** Exercise **
Omit the pictures and output every entry below exactly as written.

Stored entries

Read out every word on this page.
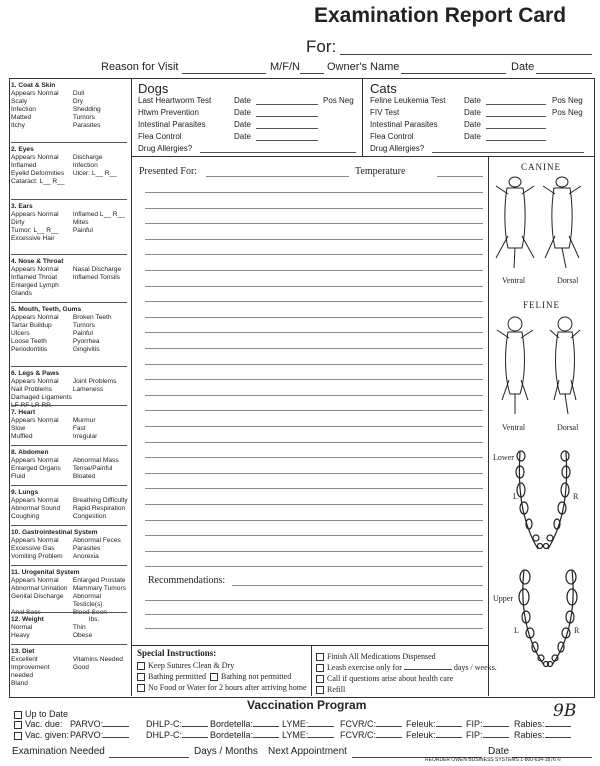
Examination Report Card
For:
Reason for Visit	M/F/N Owner's Name	Date
1. Coat & Skin
Appears Normal	Dull
Scaly	Dry
Infection	Shedding
Matted	Tumors
Itchy	Parasites
2. Eyes
Appears Normal	Discharge
Inflamed	Infection
Eyelid Deformities	Ulcer: L__ R__
Cataract: L__ R__
3. Ears
Appears Normal	Inflamed L__ R__
Dirty	Mites
Tumor: L__ R__	Painful
Excessive Hair
4. Nose & Throat
Appears Normal	Nasal Discharge
Inflamed Throat	Inflamed Tonsils
Enlarged Lymph Glands
5. Mouth, Teeth, Gums
Appears Normal	Broken Teeth
Tartar Buildup	Tumors
Ulcers	Painful
Loose Teeth	Pyorrhea
Periodontitis	Gingivitis
6. Legs & Paws
Appears Normal	Joint Problems
Nail Problems	Lameness
Damaged Ligaments LF RF LR RR
7. Heart
Appears Normal	Murmur
Slow	Fast
Muffled	Irregular
8. Abdomen
Appears Normal	Abnormal Mass
Enlarged Organs	Tense/Painful
Fluid	Bloated
9. Lungs
Appears Normal	Breathing Difficulty
Abnormal Sound	Rapid Respiration
Coughing	Congestion
10. Gastrointestinal System
Appears Normal	Abnormal Feces
Excessive Gas	Parasites
Vomiting Problem	Anorexia
11. Urogenital System
Appears Normal	Enlarged Prostate
Abnormal Urination Mammary Tumors
Genital Discharge	Abnormal Testicle(s)
Anal Sacs	Blood Seen
12. Weight	lbs.
Normal	Thin
Heavy	Obese
13. Diet
Excellent	Vitamins Needed
Improvement needed
Good
Bland
Dogs
Last Heartworm Test	Date	Pos Neg
Htwm Prevention	Date
Intestinal Parasites	Date
Flea Control	Date
Drug Allergies?
Cats
Feline Leukemia Test Date	Pos Neg
FIV Test	Date	Pos Neg
Intestinal Parasites	Date
Flea Control	Date
Drug Allergies?
Presented For:	Temperature
Recommendations:
CANINE
Ventral	Dorsal
FELINE
Ventral	Dorsal
Lower
L	R
Upper
L	R
Special Instructions:
Keep Sutures Clean & Dry
Bathing permitted Bathing not permitted
No Food or Water for 2 hours after arriving home
Finish All Medications Dispensed
Leash exercise only for	days / weeks.
Call if questions arise about health care
Refill
Vaccination Program
Up to Date	9B
Vac. due: PARVO:	DHLP-C:	Bordetella:	LYME:	FCVR/C:	Feleuk:	FIP:	Rabies:
Vac. given: PARVO:	DHLP-C:	Bordetella:	LYME:	FCVR/C:	Feleuk:	FIP:	Rabies:
Examination Needed	Days / Months Next Appointment	Date
REORDER OWEN BUSINESS SYSTEMS 1-800-634-1876 ©
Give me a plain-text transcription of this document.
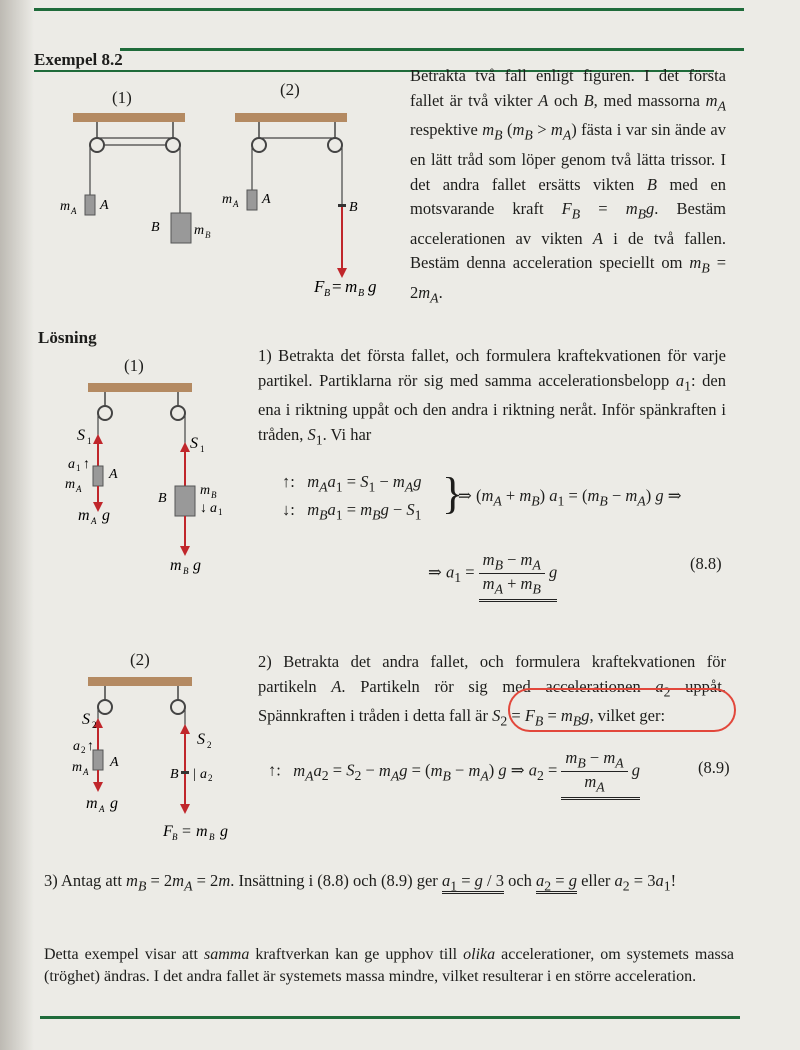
Exempel 8.2
(1)
m A A
B m B
(2)
m A A
B
F B = m B g
Betrakta två fall enligt figuren. I det första fallet är två vikter A och B, med massorna $m_A$ respektive $m_B$ $(m_B > m_A)$ fästa i var sin ände av en lätt tråd som löper genom två lätta trissor. I det andra fallet ersätts vikten B med en motsvarande kraft $F_B = m_Bg$. Bestäm accelerationen av vikten A i de två fallen. Bestäm denna acceleration speciellt om $m_B = 2m_A$.
Lösning
(1)
S 1
a 1 ↑
m A
A
m A g
S 1
B
m B
↓ a 1
m B g
1) Betrakta det första fallet, och formulera kraftekvationen för varje partikel. Partiklarna rör sig med samma accelerationsbelopp $a_1$: den ena i riktning uppåt och den andra i riktning neråt. Inför spänkraften i tråden, $S_1$. Vi har
↑:   $m_Aa_1 = S_1 - m_Ag$
↓:   $m_Ba_1 = m_Bg - S_1$ }
⇒ $(m_A + m_B) a_1 = (m_B - m_A)$ g ⇒
⇒ $a_1 = \frac{m_B - m_A}{m_A + m_B}$ g	(8.8)
(2)
S 2
a 2 ↑
m A
A
m A g
S 2
B | a 2
F B = m B g
2) Betrakta det andra fallet, och formulera kraftekvationen för partikeln A. Partikeln rör sig med accelerationen $a_2$ uppåt. Spännkraften i tråden i detta fall är $S_2 = F_B = m_Bg$, vilket ger:
↑:   $m_Aa_2 = S_2 - m_Ag = (m_B - m_A)$ g ⇒ $a_2 = \frac{m_B - m_A}{m_A}$ g	(8.9)
3) Antag att $m_B = 2m_A = 2m$. Insättning i (8.8) och (8.9) ger $a_1 = g / 3$ och $a_2 = g$ eller $a_2 = 3a_1$!
Detta exempel visar att samma kraftverkan kan ge upphov till olika accelerationer, om systemets massa (tröghet) ändras. I det andra fallet är systemets massa mindre, vilket resulterar i en större acceleration.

** Result of the exercise **
Read out every word on this page.
Examination Report Card
For:
Reason for Visit	M/F/N Owner's Name	Date
1. Coat & Skin
Appears Normal	Dull
Scaly	Dry
Infection	Shedding
Matted	Tumors
Itchy	Parasites
2. Eyes
Appears Normal	Discharge
Inflamed	Infection
Eyelid Deformities	Ulcer: L__ R__
Cataract: L__ R__
3. Ears
Appears Normal	Inflamed L__ R__
Dirty	Mites
Tumor: L__ R__	Painful
Excessive Hair
4. Nose & Throat
Appears Normal	Nasal Discharge
Inflamed Throat	Inflamed Tonsils
Enlarged Lymph Glands
5. Mouth, Teeth, Gums
Appears Normal	Broken Teeth
Tartar Buildup	Tumors
Ulcers	Painful
Loose Teeth	Pyorrhea
Periodontitis	Gingivitis
6. Legs & Paws
Appears Normal	Joint Problems
Nail Problems	Lameness
Damaged Ligaments LF RF LR RR
7. Heart
Appears Normal	Murmur
Slow	Fast
Muffled	Irregular
8. Abdomen
Appears Normal	Abnormal Mass
Enlarged Organs	Tense/Painful
Fluid	Bloated
9. Lungs
Appears Normal	Breathing Difficulty
Abnormal Sound	Rapid Respiration
Coughing	Congestion
10. Gastrointestinal System
Appears Normal	Abnormal Feces
Excessive Gas	Parasites
Vomiting Problem	Anorexia
11. Urogenital System
Appears Normal	Enlarged Prostate
Abnormal Urination Mammary Tumors
Genital Discharge	Abnormal Testicle(s)
Anal Sacs	Blood Seen
12. Weight	lbs.
Normal	Thin
Heavy	Obese
13. Diet
Excellent	Vitamins Needed
Improvement needed
Good
Bland
Dogs
Last Heartworm Test	Date	Pos Neg
Htwm Prevention	Date
Intestinal Parasites	Date
Flea Control	Date
Drug Allergies?
Cats
Feline Leukemia Test Date	Pos Neg
FIV Test	Date	Pos Neg
Intestinal Parasites	Date
Flea Control	Date
Drug Allergies?
Presented For:	Temperature
Recommendations:
CANINE
Ventral	Dorsal
FELINE
Ventral	Dorsal
Lower
L	R
Upper
L	R
Special Instructions:
Keep Sutures Clean & Dry
Bathing permitted Bathing not permitted
No Food or Water for 2 hours after arriving home
Finish All Medications Dispensed
Leash exercise only for	days / weeks.
Call if questions arise about health care
Refill
Vaccination Program
Up to Date	9B
Vac. due: PARVO:	DHLP-C:	Bordetella:	LYME:	FCVR/C:	Feleuk:	FIP:	Rabies:
Vac. given: PARVO:	DHLP-C:	Bordetella:	LYME:	FCVR/C:	Feleuk:	FIP:	Rabies:
Examination Needed	Days / Months Next Appointment	Date
REORDER OWEN BUSINESS SYSTEMS 1-800-634-1876 ©
Give me a plain-text transcription of this document.
Exempel 8.2
(1)
m A A
B m B
(2)
m A A
B
F B = m B g
Betrakta två fall enligt figuren. I det första fallet är två vikter A och B, med massorna $m_A$ respektive $m_B$ $(m_B > m_A)$ fästa i var sin ände av en lätt tråd som löper genom två lätta trissor. I det andra fallet ersätts vikten B med en motsvarande kraft $F_B = m_Bg$. Bestäm accelerationen av vikten A i de två fallen. Bestäm denna acceleration speciellt om $m_B = 2m_A$.
Lösning
(1)
S 1
a 1 ↑
m A
A
m A g
S 1
B
m B
↓ a 1
m B g
1) Betrakta det första fallet, och formulera kraftekvationen för varje partikel. Partiklarna rör sig med samma accelerationsbelopp $a_1$: den ena i riktning uppåt och den andra i riktning neråt. Inför spänkraften i tråden, $S_1$. Vi har
↑:   $m_Aa_1 = S_1 - m_Ag$
↓:   $m_Ba_1 = m_Bg - S_1$ }
⇒ $(m_A + m_B) a_1 = (m_B - m_A)$ g ⇒
⇒ $a_1 = \frac{m_B - m_A}{m_A + m_B}$ g	(8.8)
(2)
S 2
a 2 ↑
m A
A
m A g
S 2
B | a 2
F B = m B g
2) Betrakta det andra fallet, och formulera kraftekvationen för partikeln A. Partikeln rör sig med accelerationen $a_2$ uppåt. Spännkraften i tråden i detta fall är $S_2 = F_B = m_Bg$, vilket ger:
↑:   $m_Aa_2 = S_2 - m_Ag = (m_B - m_A)$ g ⇒ $a_2 = \frac{m_B - m_A}{m_A}$ g	(8.9)
3) Antag att $m_B = 2m_A = 2m$. Insättning i (8.8) och (8.9) ger $a_1 = g / 3$ och $a_2 = g$ eller $a_2 = 3a_1$!
Detta exempel visar att samma kraftverkan kan ge upphov till olika accelerationer, om systemets massa (tröghet) ändras. I det andra fallet är systemets massa mindre, vilket resulterar i en större acceleration.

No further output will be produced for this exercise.